= EXERCISE =
Give the records back in full, exactly as they read.
########
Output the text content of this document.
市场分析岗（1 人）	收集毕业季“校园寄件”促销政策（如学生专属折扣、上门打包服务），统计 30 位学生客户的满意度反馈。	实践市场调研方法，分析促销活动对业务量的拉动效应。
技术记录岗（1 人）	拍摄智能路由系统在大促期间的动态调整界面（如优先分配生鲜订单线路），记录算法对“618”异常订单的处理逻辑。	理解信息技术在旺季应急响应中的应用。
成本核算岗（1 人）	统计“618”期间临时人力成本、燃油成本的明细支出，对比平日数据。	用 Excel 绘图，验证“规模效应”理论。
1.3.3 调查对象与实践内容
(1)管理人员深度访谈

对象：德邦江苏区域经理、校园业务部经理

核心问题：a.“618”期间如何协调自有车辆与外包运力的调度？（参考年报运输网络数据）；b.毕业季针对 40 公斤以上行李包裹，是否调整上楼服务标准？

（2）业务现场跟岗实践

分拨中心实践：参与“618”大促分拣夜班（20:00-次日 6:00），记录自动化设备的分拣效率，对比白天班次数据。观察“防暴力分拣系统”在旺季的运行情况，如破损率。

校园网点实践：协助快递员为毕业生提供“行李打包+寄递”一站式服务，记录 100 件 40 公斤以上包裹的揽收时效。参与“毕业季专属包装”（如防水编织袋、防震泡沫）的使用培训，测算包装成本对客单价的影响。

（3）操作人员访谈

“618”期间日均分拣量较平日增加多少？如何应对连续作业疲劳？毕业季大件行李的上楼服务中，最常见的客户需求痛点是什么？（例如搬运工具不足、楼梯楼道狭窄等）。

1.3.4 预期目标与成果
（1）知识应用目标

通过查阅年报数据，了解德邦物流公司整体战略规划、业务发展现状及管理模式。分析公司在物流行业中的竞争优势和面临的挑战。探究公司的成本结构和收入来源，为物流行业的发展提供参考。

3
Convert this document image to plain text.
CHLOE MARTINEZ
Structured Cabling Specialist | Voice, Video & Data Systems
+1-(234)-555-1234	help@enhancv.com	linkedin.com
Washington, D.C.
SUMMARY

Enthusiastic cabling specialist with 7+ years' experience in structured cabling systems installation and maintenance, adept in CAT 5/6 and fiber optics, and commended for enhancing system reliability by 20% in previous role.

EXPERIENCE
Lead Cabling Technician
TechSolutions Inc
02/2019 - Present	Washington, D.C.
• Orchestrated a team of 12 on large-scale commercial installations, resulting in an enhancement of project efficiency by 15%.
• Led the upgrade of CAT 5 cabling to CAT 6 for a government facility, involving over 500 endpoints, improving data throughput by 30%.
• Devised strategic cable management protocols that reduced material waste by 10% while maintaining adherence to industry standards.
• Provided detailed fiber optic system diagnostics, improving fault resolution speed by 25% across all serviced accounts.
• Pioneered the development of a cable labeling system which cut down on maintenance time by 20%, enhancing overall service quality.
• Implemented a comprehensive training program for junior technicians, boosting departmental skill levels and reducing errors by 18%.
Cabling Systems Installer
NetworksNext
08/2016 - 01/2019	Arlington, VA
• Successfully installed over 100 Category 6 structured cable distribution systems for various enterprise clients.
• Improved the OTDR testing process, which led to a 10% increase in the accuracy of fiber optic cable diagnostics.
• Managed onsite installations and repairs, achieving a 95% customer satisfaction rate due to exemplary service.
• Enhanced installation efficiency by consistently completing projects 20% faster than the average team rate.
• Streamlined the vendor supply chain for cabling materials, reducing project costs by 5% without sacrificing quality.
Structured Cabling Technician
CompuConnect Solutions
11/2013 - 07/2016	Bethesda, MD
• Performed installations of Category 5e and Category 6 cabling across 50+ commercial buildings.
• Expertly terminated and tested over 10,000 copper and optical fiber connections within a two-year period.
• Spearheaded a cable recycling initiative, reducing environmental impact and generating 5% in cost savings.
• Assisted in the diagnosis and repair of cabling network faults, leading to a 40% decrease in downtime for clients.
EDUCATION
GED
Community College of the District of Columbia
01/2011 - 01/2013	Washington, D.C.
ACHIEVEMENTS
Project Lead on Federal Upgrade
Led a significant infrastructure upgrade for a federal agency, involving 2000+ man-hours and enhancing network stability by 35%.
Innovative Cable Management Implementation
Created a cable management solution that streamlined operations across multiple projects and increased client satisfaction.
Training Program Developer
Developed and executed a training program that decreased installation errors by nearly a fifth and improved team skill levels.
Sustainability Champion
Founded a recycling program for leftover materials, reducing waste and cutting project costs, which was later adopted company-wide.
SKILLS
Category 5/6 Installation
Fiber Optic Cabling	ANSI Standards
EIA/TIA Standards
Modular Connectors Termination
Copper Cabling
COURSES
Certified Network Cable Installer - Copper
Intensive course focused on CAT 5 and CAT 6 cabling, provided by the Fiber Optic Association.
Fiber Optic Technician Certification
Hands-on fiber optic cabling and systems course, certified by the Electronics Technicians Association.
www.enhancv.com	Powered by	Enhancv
########
= EXERCISE OUTPUT =
Output the text content of this document.
市场分析岗（1 人）	收集毕业季“校园寄件”促销政策（如学生专属折扣、上门打包服务），统计 30 位学生客户的满意度反馈。	实践市场调研方法，分析促销活动对业务量的拉动效应。
技术记录岗（1 人）	拍摄智能路由系统在大促期间的动态调整界面（如优先分配生鲜订单线路），记录算法对“618”异常订单的处理逻辑。	理解信息技术在旺季应急响应中的应用。
成本核算岗（1 人）	统计“618”期间临时人力成本、燃油成本的明细支出，对比平日数据。	用 Excel 绘图，验证“规模效应”理论。
1.3.3 调查对象与实践内容
(1)管理人员深度访谈

对象：德邦江苏区域经理、校园业务部经理

核心问题：a.“618”期间如何协调自有车辆与外包运力的调度？（参考年报运输网络数据）；b.毕业季针对 40 公斤以上行李包裹，是否调整上楼服务标准？

（2）业务现场跟岗实践

分拨中心实践：参与“618”大促分拣夜班（20:00-次日 6:00），记录自动化设备的分拣效率，对比白天班次数据。观察“防暴力分拣系统”在旺季的运行情况，如破损率。

校园网点实践：协助快递员为毕业生提供“行李打包+寄递”一站式服务，记录 100 件 40 公斤以上包裹的揽收时效。参与“毕业季专属包装”（如防水编织袋、防震泡沫）的使用培训，测算包装成本对客单价的影响。

（3）操作人员访谈

“618”期间日均分拣量较平日增加多少？如何应对连续作业疲劳？毕业季大件行李的上楼服务中，最常见的客户需求痛点是什么？（例如搬运工具不足、楼梯楼道狭窄等）。

1.3.4 预期目标与成果
（1）知识应用目标

通过查阅年报数据，了解德邦物流公司整体战略规划、业务发展现状及管理模式。分析公司在物流行业中的竞争优势和面临的挑战。探究公司的成本结构和收入来源，为物流行业的发展提供参考。

3
Convert this document image to plain text.
CHLOE MARTINEZ
Structured Cabling Specialist | Voice, Video & Data Systems
+1-(234)-555-1234	help@enhancv.com	linkedin.com
Washington, D.C.
SUMMARY

Enthusiastic cabling specialist with 7+ years' experience in structured cabling systems installation and maintenance, adept in CAT 5/6 and fiber optics, and commended for enhancing system reliability by 20% in previous role.

EXPERIENCE
Lead Cabling Technician
TechSolutions Inc
02/2019 - Present	Washington, D.C.
• Orchestrated a team of 12 on large-scale commercial installations, resulting in an enhancement of project efficiency by 15%.
• Led the upgrade of CAT 5 cabling to CAT 6 for a government facility, involving over 500 endpoints, improving data throughput by 30%.
• Devised strategic cable management protocols that reduced material waste by 10% while maintaining adherence to industry standards.
• Provided detailed fiber optic system diagnostics, improving fault resolution speed by 25% across all serviced accounts.
• Pioneered the development of a cable labeling system which cut down on maintenance time by 20%, enhancing overall service quality.
• Implemented a comprehensive training program for junior technicians, boosting departmental skill levels and reducing errors by 18%.
Cabling Systems Installer
NetworksNext
08/2016 - 01/2019	Arlington, VA
• Successfully installed over 100 Category 6 structured cable distribution systems for various enterprise clients.
• Improved the OTDR testing process, which led to a 10% increase in the accuracy of fiber optic cable diagnostics.
• Managed onsite installations and repairs, achieving a 95% customer satisfaction rate due to exemplary service.
• Enhanced installation efficiency by consistently completing projects 20% faster than the average team rate.
• Streamlined the vendor supply chain for cabling materials, reducing project costs by 5% without sacrificing quality.
Structured Cabling Technician
CompuConnect Solutions
11/2013 - 07/2016	Bethesda, MD
• Performed installations of Category 5e and Category 6 cabling across 50+ commercial buildings.
• Expertly terminated and tested over 10,000 copper and optical fiber connections within a two-year period.
• Spearheaded a cable recycling initiative, reducing environmental impact and generating 5% in cost savings.
• Assisted in the diagnosis and repair of cabling network faults, leading to a 40% decrease in downtime for clients.
EDUCATION
GED
Community College of the District of Columbia
01/2011 - 01/2013	Washington, D.C.
ACHIEVEMENTS
Project Lead on Federal Upgrade
Led a significant infrastructure upgrade for a federal agency, involving 2000+ man-hours and enhancing network stability by 35%.
Innovative Cable Management Implementation
Created a cable management solution that streamlined operations across multiple projects and increased client satisfaction.
Training Program Developer
Developed and executed a training program that decreased installation errors by nearly a fifth and improved team skill levels.
Sustainability Champion
Founded a recycling program for leftover materials, reducing waste and cutting project costs, which was later adopted company-wide.
SKILLS
Category 5/6 Installation
Fiber Optic Cabling	ANSI Standards
EIA/TIA Standards
Modular Connectors Termination
Copper Cabling
COURSES
Certified Network Cable Installer - Copper
Intensive course focused on CAT 5 and CAT 6 cabling, provided by the Fiber Optic Association.
Fiber Optic Technician Certification
Hands-on fiber optic cabling and systems course, certified by the Electronics Technicians Association.
www.enhancv.com	Powered by	Enhancv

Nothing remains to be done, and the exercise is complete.